Work instruction 1: In the TIA study summary, how many patients had a stroke within 90 days of the index TIA?
Work instruction 2: List the factors that the TIA study summary says were independently associated with stroke.

Text provided:
========
This large cohort study from 16 hospitals in the kaiser permanente HMO of Northern California involved patients identified by emergency department (ED) physicians as having presented with an acute transient ischemic attack (TIA). The main objective was to determine the short-term risk of stroke during the 90 days after the index TIA. Other outcome measures included death, recurrent TIA, and hospitalization for other cardiovascular events. Patients were followed up by searching computerized databases, reviewing medical records, and checking a separate database for hospitalizations outside the system.
Of the 1707 patients with a TIA diagnosis, more than 99% arrived within one day of symptom onset. Mean age was 72 years and the mean symptom duration was 207 minutes. Strokes occurred in 180 patients (10.5%) within 90 days of the index TIA, 91 of which occurred during the first two days. The combined risk of stroke, recurrent TIA, hospitalization for cardiovascular events, and death during the 90-day follow-up period was 25.1%. More than 50% of the combined adverse events occurred within the first four days.
Five factors were independently associated with stroke: age older than 60 years (OR 1.8; 95% CI 1.1-2.7); diabetes mellitus (OR 2.0; 95% CI 1.4-2.9); symptom duration longer than 10 minutes (OR 2.3; 95% CI 1.3-4.2); weakness (OR 1.9; 95% CI 1.4-2.6); and speech impairment (OR 1.5; 95% CI 1.1-2.1). A simple index (1 point for each risk factor) showed that the 90-day stroke risk varied from 0% in patients with no risk factors to 34% in patients with all five.
If you have experienced concern for the TIA patients you’ve discharged from the ED, this study confirms your clinical instinct. A TIA appears to be an ominous sign, conveying a substantial (25%) short-term risk of stroke, recurrent TIA, hospitalization for other cardiovascular events, and death. A 10.5% risk of stroke within 90 days (5% risk within 2 days) is significant and certainly underscores the importance of either admission, neurology consultation, or close follow-up and good communication with the patient and family.
========
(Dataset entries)

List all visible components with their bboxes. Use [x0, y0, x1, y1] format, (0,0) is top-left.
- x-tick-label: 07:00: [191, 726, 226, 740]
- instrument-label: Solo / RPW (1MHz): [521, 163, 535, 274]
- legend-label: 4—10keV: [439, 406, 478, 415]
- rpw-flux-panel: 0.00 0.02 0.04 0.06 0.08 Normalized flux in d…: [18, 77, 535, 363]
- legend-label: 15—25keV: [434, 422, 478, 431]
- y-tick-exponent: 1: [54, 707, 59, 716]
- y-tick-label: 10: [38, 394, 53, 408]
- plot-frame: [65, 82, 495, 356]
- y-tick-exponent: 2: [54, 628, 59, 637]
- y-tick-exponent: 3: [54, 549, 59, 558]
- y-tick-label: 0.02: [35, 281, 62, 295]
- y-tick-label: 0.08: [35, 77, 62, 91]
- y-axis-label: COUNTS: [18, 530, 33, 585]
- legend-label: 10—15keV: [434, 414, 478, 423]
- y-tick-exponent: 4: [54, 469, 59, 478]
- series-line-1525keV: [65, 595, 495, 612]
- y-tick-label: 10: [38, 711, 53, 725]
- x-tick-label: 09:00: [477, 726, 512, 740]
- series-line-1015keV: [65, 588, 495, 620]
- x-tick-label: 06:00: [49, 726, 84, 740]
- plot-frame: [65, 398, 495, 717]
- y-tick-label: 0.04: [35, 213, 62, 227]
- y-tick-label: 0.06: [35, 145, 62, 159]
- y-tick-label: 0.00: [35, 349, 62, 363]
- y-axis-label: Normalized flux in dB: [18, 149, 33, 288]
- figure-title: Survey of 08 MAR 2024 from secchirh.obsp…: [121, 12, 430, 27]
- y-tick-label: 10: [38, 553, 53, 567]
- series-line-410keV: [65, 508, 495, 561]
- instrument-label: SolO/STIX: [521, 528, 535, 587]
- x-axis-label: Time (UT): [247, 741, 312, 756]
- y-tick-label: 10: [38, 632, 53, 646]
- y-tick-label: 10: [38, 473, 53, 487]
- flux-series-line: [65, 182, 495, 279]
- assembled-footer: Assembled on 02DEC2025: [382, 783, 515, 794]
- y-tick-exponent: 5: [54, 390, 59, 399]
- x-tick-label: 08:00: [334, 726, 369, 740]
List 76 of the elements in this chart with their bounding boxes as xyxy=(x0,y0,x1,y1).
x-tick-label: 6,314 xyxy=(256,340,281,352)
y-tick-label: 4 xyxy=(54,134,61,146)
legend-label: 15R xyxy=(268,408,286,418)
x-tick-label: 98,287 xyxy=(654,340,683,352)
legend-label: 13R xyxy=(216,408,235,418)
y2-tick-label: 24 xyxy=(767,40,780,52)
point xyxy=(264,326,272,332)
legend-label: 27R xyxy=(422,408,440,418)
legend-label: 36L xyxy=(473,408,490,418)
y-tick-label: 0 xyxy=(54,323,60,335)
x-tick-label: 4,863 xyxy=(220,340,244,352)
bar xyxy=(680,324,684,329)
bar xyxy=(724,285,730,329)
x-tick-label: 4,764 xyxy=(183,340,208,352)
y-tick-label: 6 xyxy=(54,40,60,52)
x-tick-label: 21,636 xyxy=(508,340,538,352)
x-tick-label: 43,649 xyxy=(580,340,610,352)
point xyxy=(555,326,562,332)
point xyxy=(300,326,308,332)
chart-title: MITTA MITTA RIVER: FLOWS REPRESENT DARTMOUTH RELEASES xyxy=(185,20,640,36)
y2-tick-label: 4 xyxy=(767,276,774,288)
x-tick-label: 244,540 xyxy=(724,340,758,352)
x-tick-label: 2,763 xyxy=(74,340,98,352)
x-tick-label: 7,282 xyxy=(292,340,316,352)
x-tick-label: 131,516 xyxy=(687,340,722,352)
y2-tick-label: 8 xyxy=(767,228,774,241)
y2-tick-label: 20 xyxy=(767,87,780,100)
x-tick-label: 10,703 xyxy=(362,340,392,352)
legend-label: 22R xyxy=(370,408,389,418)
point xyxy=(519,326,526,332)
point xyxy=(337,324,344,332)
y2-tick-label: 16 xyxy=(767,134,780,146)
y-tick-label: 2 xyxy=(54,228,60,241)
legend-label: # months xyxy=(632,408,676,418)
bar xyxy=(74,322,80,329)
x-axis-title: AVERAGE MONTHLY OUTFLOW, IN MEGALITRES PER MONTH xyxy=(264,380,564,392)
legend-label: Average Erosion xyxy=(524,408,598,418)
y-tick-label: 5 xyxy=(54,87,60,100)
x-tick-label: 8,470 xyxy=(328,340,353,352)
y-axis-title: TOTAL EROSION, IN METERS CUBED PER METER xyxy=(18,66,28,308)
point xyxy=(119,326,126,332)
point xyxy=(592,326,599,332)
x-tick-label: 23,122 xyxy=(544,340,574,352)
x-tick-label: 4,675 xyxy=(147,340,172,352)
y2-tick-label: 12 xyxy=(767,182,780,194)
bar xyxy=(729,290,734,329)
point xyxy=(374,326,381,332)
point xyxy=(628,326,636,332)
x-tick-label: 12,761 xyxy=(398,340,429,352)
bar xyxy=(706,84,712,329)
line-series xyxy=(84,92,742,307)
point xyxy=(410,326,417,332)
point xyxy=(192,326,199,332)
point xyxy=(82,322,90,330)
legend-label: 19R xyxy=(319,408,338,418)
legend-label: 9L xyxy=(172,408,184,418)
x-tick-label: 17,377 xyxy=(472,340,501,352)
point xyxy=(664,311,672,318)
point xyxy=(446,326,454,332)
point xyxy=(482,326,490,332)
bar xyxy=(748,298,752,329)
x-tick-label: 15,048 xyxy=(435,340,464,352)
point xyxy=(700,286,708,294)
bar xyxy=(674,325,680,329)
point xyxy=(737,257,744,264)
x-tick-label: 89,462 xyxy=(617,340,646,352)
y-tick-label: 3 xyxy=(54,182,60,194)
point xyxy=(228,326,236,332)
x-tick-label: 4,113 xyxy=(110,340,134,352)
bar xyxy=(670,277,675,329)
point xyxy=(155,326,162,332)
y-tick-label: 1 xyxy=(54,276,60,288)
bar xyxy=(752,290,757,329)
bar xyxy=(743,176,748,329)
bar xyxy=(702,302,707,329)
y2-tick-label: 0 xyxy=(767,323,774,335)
========
Written reply 1: 180 patients (10.5%) had a stroke within 90 days.

Written reply 2:
- Age older than 60 years
- Diabetes mellitus
- Symptom duration longer than 10 minutes
- Weakness
- Speech impairment